---------- Material provided
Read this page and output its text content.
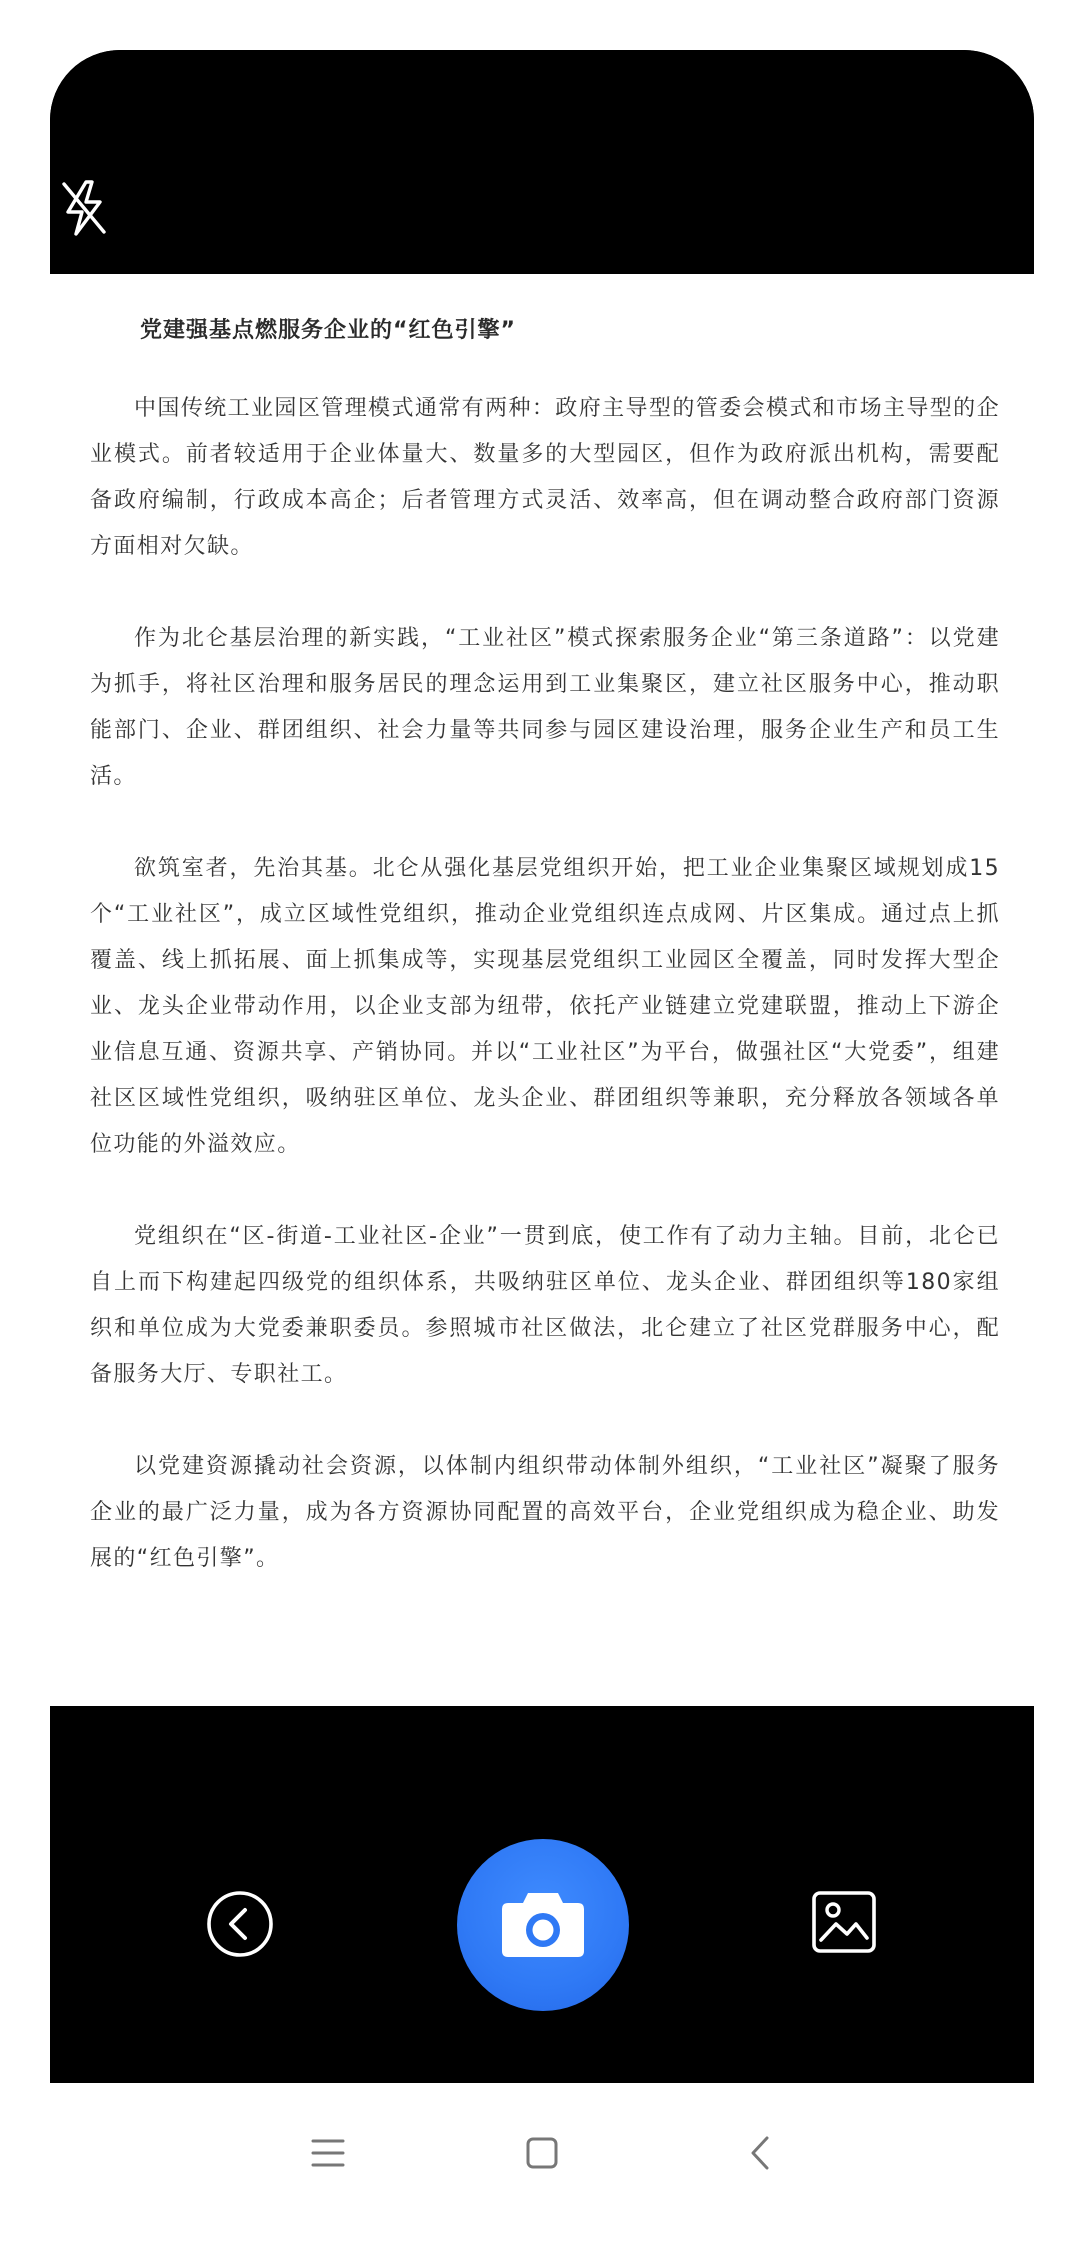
党建强基点燃服务企业的“红色引擎”

中国传统工业园区管理模式通常有两种：政府主导型的管委会模式和市场主导型的企业模式。前者较适用于企业体量大、数量多的大型园区，但作为政府派出机构，需要配备政府编制，行政成本高企；后者管理方式灵活、效率高，但在调动整合政府部门资源方面相对欠缺。

作为北仑基层治理的新实践，“工业社区”模式探索服务企业“第三条道路”：以党建为抓手，将社区治理和服务居民的理念运用到工业集聚区，建立社区服务中心，推动职能部门、企业、群团组织、社会力量等共同参与园区建设治理，服务企业生产和员工生活。

欲筑室者，先治其基。北仑从强化基层党组织开始，把工业企业集聚区域规划成15个“工业社区”，成立区域性党组织，推动企业党组织连点成网、片区集成。通过点上抓覆盖、线上抓拓展、面上抓集成等，实现基层党组织工业园区全覆盖，同时发挥大型企业、龙头企业带动作用，以企业支部为纽带，依托产业链建立党建联盟，推动上下游企业信息互通、资源共享、产销协同。并以“工业社区”为平台，做强社区“大党委”，组建社区区域性党组织，吸纳驻区单位、龙头企业、群团组织等兼职，充分释放各领域各单位功能的外溢效应。

党组织在“区-街道-工业社区-企业”一贯到底，使工作有了动力主轴。目前，北仑已自上而下构建起四级党的组织体系，共吸纳驻区单位、龙头企业、群团组织等180家组织和单位成为大党委兼职委员。参照城市社区做法，北仑建立了社区党群服务中心，配备服务大厅、专职社工。

以党建资源撬动社会资源，以体制内组织带动体制外组织，“工业社区”凝聚了服务企业的最广泛力量，成为各方资源协同配置的高效平台，企业党组织成为稳企业、助发展的“红色引擎”。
--------------------
Stated exercise
Show the lines of the records that include the string "红色引擎".

Worked solution
党建强基点燃服务企业的“红色引擎”
以党建资源撬动社会资源，以体制内组织带动体制外组织，“工业社区”凝聚了服务企业的最广泛力量，成为各方资源协同配置的高效平台，企业党组织成为稳企业、助发展的“红色引擎”。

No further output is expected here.